## INSTRUCTION
Copy every line, leaving nothing out and adding nothing.

Collected data entries:

____

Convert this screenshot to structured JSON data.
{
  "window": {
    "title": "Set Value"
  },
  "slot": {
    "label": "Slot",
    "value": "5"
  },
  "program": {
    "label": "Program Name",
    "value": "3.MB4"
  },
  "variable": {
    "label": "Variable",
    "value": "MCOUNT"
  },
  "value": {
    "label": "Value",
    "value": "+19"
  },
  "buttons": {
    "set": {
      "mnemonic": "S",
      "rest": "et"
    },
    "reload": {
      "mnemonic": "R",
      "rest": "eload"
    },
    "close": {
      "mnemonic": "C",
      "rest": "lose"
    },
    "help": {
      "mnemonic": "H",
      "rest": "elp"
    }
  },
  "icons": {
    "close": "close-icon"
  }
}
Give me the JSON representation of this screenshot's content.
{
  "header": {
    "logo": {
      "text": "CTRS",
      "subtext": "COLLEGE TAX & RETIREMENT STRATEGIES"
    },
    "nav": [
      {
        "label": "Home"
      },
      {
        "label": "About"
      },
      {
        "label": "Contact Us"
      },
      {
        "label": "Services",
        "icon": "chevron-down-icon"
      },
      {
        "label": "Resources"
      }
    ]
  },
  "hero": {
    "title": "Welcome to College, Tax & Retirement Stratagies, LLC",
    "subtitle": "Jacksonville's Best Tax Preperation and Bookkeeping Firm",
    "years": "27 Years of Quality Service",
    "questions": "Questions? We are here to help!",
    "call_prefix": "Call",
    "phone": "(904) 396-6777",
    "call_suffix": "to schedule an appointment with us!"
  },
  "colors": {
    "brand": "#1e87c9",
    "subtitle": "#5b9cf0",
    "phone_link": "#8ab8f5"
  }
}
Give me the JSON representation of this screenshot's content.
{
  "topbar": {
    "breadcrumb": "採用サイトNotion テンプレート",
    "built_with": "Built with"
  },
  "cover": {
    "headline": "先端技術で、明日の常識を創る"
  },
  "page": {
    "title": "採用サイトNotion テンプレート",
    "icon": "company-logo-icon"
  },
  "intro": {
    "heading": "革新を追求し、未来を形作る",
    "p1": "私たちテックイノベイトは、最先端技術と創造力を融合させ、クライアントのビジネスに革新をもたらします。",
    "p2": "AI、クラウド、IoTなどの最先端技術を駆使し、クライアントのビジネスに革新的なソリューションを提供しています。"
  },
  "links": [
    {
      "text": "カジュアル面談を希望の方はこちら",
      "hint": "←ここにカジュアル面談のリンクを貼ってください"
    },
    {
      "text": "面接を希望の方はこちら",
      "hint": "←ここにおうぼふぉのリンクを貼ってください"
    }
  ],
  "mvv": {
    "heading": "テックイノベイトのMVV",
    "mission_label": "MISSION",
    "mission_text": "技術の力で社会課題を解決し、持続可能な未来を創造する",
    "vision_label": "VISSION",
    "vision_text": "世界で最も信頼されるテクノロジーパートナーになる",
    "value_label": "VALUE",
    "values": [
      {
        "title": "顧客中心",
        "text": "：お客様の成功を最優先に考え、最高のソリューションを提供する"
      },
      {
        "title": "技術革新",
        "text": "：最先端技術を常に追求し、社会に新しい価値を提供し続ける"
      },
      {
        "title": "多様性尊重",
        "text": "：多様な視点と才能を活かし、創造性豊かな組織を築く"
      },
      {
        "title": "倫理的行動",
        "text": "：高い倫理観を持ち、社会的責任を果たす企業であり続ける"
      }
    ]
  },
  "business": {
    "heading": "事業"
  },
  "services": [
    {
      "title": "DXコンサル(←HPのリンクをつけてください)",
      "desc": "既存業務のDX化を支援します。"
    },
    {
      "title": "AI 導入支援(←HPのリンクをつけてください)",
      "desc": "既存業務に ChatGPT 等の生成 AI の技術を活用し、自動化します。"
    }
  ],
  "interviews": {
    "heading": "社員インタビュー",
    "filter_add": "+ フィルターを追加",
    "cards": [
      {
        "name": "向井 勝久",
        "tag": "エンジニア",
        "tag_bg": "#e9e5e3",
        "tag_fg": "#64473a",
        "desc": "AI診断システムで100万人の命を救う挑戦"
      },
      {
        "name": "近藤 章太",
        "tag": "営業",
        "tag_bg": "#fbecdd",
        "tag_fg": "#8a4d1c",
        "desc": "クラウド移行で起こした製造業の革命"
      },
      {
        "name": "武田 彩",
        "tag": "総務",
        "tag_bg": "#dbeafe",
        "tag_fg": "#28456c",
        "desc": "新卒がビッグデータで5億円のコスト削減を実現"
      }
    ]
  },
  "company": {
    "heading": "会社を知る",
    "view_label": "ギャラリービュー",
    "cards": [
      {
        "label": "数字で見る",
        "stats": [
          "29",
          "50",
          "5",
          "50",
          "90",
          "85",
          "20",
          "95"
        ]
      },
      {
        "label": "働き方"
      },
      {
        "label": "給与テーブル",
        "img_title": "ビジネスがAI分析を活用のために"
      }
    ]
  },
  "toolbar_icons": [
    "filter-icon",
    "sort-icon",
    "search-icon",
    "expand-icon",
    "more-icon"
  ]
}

____

## TASK OUTPUT
Convert this screenshot to structured JSON data.
{
  "window": {
    "title": "Set Value"
  },
  "slot": {
    "label": "Slot",
    "value": "5"
  },
  "program": {
    "label": "Program Name",
    "value": "3.MB4"
  },
  "variable": {
    "label": "Variable",
    "value": "MCOUNT"
  },
  "value": {
    "label": "Value",
    "value": "+19"
  },
  "buttons": {
    "set": {
      "mnemonic": "S",
      "rest": "et"
    },
    "reload": {
      "mnemonic": "R",
      "rest": "eload"
    },
    "close": {
      "mnemonic": "C",
      "rest": "lose"
    },
    "help": {
      "mnemonic": "H",
      "rest": "elp"
    }
  },
  "icons": {
    "close": "close-icon"
  }
}
Give me the JSON representation of this screenshot's content.
{
  "header": {
    "logo": {
      "text": "CTRS",
      "subtext": "COLLEGE TAX & RETIREMENT STRATEGIES"
    },
    "nav": [
      {
        "label": "Home"
      },
      {
        "label": "About"
      },
      {
        "label": "Contact Us"
      },
      {
        "label": "Services",
        "icon": "chevron-down-icon"
      },
      {
        "label": "Resources"
      }
    ]
  },
  "hero": {
    "title": "Welcome to College, Tax & Retirement Stratagies, LLC",
    "subtitle": "Jacksonville's Best Tax Preperation and Bookkeeping Firm",
    "years": "27 Years of Quality Service",
    "questions": "Questions? We are here to help!",
    "call_prefix": "Call",
    "phone": "(904) 396-6777",
    "call_suffix": "to schedule an appointment with us!"
  },
  "colors": {
    "brand": "#1e87c9",
    "subtitle": "#5b9cf0",
    "phone_link": "#8ab8f5"
  }
}
Give me the JSON representation of this screenshot's content.
{
  "topbar": {
    "breadcrumb": "採用サイトNotion テンプレート",
    "built_with": "Built with"
  },
  "cover": {
    "headline": "先端技術で、明日の常識を創る"
  },
  "page": {
    "title": "採用サイトNotion テンプレート",
    "icon": "company-logo-icon"
  },
  "intro": {
    "heading": "革新を追求し、未来を形作る",
    "p1": "私たちテックイノベイトは、最先端技術と創造力を融合させ、クライアントのビジネスに革新をもたらします。",
    "p2": "AI、クラウド、IoTなどの最先端技術を駆使し、クライアントのビジネスに革新的なソリューションを提供しています。"
  },
  "links": [
    {
      "text": "カジュアル面談を希望の方はこちら",
      "hint": "←ここにカジュアル面談のリンクを貼ってください"
    },
    {
      "text": "面接を希望の方はこちら",
      "hint": "←ここにおうぼふぉのリンクを貼ってください"
    }
  ],
  "mvv": {
    "heading": "テックイノベイトのMVV",
    "mission_label": "MISSION",
    "mission_text": "技術の力で社会課題を解決し、持続可能な未来を創造する",
    "vision_label": "VISSION",
    "vision_text": "世界で最も信頼されるテクノロジーパートナーになる",
    "value_label": "VALUE",
    "values": [
      {
        "title": "顧客中心",
        "text": "：お客様の成功を最優先に考え、最高のソリューションを提供する"
      },
      {
        "title": "技術革新",
        "text": "：最先端技術を常に追求し、社会に新しい価値を提供し続ける"
      },
      {
        "title": "多様性尊重",
        "text": "：多様な視点と才能を活かし、創造性豊かな組織を築く"
      },
      {
        "title": "倫理的行動",
        "text": "：高い倫理観を持ち、社会的責任を果たす企業であり続ける"
      }
    ]
  },
  "business": {
    "heading": "事業"
  },
  "services": [
    {
      "title": "DXコンサル(←HPのリンクをつけてください)",
      "desc": "既存業務のDX化を支援します。"
    },
    {
      "title": "AI 導入支援(←HPのリンクをつけてください)",
      "desc": "既存業務に ChatGPT 等の生成 AI の技術を活用し、自動化します。"
    }
  ],
  "interviews": {
    "heading": "社員インタビュー",
    "filter_add": "+ フィルターを追加",
    "cards": [
      {
        "name": "向井 勝久",
        "tag": "エンジニア",
        "tag_bg": "#e9e5e3",
        "tag_fg": "#64473a",
        "desc": "AI診断システムで100万人の命を救う挑戦"
      },
      {
        "name": "近藤 章太",
        "tag": "営業",
        "tag_bg": "#fbecdd",
        "tag_fg": "#8a4d1c",
        "desc": "クラウド移行で起こした製造業の革命"
      },
      {
        "name": "武田 彩",
        "tag": "総務",
        "tag_bg": "#dbeafe",
        "tag_fg": "#28456c",
        "desc": "新卒がビッグデータで5億円のコスト削減を実現"
      }
    ]
  },
  "company": {
    "heading": "会社を知る",
    "view_label": "ギャラリービュー",
    "cards": [
      {
        "label": "数字で見る",
        "stats": [
          "29",
          "50",
          "5",
          "50",
          "90",
          "85",
          "20",
          "95"
        ]
      },
      {
        "label": "働き方"
      },
      {
        "label": "給与テーブル",
        "img_title": "ビジネスがAI分析を活用のために"
      }
    ]
  },
  "toolbar_icons": [
    "filter-icon",
    "sort-icon",
    "search-icon",
    "expand-icon",
    "more-icon"
  ]
}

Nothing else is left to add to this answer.